[Work instructions]
State how many lines of the entries hold the string "Moving", and output nothing but that count.

[Provided records]
^^^^
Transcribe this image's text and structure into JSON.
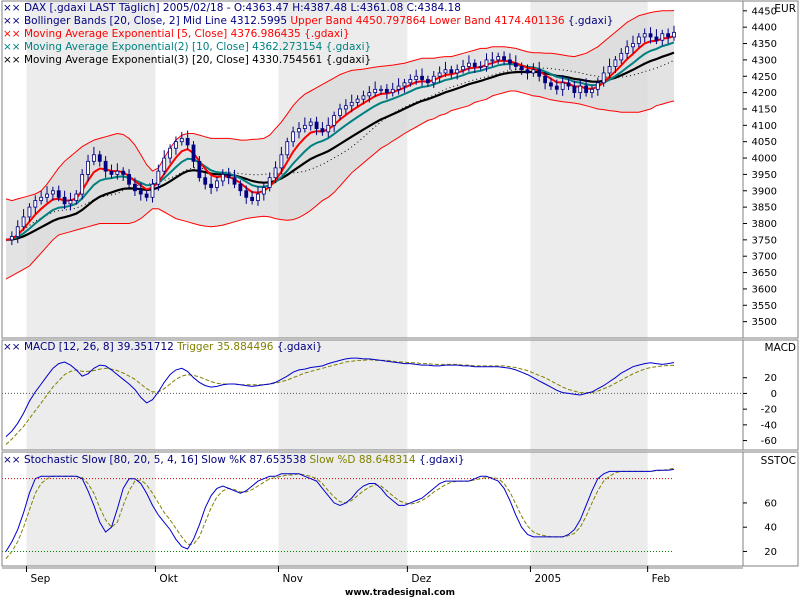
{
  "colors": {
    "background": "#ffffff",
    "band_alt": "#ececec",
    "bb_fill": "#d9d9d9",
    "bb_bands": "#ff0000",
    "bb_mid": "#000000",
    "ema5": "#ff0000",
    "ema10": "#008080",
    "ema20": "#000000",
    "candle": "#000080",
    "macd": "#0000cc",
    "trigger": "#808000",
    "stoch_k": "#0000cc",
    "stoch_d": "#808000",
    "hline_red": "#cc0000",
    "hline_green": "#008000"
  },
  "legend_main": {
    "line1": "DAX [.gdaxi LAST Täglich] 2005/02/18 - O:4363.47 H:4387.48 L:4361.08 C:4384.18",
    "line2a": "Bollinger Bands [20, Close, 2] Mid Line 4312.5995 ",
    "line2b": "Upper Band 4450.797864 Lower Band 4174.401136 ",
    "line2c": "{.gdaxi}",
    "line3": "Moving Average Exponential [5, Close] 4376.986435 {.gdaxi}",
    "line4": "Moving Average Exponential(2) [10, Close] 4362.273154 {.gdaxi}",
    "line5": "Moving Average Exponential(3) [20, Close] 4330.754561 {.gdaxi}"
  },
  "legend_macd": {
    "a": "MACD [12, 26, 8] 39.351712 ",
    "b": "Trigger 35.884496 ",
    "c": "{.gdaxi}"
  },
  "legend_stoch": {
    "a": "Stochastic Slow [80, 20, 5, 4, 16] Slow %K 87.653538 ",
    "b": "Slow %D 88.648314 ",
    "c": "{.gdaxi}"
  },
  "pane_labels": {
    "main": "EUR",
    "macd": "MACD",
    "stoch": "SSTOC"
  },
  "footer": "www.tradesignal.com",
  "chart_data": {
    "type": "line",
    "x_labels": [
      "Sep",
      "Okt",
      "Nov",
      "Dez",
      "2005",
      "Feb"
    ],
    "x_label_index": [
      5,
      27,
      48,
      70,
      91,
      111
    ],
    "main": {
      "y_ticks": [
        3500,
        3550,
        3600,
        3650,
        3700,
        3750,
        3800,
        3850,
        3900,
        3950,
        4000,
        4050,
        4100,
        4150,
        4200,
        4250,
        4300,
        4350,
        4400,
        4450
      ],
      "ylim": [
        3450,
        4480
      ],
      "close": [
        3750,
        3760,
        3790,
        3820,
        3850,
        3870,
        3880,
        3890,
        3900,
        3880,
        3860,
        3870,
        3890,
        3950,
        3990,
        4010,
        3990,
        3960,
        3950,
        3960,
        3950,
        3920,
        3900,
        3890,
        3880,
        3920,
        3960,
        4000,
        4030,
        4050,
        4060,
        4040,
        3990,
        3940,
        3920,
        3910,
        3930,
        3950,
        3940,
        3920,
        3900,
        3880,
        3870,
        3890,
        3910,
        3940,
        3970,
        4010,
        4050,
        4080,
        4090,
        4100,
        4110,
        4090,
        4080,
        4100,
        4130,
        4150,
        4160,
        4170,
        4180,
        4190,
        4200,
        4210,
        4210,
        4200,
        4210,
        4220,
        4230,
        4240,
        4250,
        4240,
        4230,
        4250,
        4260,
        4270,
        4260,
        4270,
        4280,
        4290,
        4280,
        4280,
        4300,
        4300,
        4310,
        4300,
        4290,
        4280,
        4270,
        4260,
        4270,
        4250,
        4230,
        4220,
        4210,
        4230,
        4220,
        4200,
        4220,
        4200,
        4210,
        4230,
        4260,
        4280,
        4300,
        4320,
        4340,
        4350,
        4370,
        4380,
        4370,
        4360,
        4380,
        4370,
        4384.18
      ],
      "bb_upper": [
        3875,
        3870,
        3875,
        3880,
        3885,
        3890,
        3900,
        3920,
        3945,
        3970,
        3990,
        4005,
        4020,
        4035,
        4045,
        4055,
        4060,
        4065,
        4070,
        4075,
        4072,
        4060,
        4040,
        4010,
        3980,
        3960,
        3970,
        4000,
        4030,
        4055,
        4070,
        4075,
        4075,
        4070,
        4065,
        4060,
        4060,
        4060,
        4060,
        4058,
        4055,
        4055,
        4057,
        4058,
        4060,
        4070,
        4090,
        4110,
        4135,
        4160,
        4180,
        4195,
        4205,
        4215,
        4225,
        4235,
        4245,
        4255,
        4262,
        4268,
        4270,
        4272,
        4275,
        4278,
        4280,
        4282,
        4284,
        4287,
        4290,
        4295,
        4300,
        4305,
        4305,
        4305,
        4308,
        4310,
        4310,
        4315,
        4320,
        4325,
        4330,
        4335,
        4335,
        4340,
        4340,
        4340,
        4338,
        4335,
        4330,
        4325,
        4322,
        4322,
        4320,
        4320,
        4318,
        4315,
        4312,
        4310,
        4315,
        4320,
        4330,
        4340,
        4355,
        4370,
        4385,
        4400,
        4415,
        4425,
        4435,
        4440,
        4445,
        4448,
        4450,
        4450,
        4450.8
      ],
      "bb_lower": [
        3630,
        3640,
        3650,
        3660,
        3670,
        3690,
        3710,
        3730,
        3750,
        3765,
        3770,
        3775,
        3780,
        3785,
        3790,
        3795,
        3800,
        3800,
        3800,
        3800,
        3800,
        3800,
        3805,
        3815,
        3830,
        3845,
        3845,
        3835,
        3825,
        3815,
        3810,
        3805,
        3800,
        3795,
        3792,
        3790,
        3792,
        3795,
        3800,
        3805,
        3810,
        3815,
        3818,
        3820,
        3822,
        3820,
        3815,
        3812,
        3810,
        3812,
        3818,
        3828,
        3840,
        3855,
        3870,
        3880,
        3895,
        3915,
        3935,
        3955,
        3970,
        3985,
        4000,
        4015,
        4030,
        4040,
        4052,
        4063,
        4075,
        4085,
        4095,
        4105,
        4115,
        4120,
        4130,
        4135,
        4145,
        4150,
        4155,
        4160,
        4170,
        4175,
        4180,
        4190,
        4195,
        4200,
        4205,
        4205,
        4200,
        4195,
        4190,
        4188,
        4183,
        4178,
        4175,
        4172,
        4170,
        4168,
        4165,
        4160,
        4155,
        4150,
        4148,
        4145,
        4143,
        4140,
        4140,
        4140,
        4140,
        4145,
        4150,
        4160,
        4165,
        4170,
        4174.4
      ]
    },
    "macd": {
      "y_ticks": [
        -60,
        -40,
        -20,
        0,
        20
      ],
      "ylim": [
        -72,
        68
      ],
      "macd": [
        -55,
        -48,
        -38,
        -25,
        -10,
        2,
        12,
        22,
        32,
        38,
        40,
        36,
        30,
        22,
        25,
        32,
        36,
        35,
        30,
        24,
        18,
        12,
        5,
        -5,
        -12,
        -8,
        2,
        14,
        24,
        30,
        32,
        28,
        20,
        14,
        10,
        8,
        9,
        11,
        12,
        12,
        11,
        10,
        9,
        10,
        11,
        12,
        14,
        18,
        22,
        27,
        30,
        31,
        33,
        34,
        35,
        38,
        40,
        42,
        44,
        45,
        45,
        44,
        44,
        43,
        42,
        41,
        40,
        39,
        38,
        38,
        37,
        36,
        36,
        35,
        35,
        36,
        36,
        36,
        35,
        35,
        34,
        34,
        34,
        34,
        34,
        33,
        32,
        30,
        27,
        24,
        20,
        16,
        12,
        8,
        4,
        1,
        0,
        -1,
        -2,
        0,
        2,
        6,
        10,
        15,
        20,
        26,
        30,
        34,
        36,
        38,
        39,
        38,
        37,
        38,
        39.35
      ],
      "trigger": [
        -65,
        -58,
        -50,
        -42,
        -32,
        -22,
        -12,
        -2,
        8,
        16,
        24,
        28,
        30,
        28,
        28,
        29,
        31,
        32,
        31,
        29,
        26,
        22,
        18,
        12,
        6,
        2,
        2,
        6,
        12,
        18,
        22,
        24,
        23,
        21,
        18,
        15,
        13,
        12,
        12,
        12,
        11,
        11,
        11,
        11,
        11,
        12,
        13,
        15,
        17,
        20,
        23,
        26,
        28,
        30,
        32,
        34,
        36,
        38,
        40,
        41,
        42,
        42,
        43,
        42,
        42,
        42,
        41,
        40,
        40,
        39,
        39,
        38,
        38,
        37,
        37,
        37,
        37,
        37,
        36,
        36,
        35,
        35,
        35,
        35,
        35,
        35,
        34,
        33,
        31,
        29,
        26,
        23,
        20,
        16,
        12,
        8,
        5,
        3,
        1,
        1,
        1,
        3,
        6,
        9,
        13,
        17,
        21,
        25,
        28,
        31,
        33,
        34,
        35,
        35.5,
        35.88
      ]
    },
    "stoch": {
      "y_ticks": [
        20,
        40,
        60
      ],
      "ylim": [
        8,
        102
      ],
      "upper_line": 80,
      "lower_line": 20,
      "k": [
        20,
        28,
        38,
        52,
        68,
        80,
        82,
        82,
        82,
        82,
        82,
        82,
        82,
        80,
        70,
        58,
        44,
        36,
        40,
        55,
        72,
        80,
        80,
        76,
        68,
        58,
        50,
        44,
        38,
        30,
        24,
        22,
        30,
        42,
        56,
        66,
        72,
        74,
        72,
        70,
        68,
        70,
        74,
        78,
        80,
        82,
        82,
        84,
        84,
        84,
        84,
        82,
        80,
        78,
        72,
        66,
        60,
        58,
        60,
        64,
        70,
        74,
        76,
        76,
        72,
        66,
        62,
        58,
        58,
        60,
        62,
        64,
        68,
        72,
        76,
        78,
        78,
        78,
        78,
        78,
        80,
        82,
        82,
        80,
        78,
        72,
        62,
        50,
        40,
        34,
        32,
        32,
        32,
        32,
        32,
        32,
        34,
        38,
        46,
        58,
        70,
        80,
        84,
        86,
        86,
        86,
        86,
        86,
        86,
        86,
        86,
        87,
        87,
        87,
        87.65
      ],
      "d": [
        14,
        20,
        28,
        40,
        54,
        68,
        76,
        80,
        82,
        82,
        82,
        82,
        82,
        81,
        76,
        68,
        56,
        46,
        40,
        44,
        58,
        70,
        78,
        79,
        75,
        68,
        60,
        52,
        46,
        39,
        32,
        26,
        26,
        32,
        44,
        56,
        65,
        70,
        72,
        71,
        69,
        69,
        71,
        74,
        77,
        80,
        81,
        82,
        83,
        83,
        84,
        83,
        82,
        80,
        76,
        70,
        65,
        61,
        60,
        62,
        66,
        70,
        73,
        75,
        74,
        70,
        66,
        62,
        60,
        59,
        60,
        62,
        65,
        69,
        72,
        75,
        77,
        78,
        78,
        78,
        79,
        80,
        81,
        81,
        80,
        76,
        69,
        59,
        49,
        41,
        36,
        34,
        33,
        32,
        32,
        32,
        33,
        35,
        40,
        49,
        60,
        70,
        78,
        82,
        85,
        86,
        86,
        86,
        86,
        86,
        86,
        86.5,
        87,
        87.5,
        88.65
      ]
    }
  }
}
^^^^
[Reply to the task]
3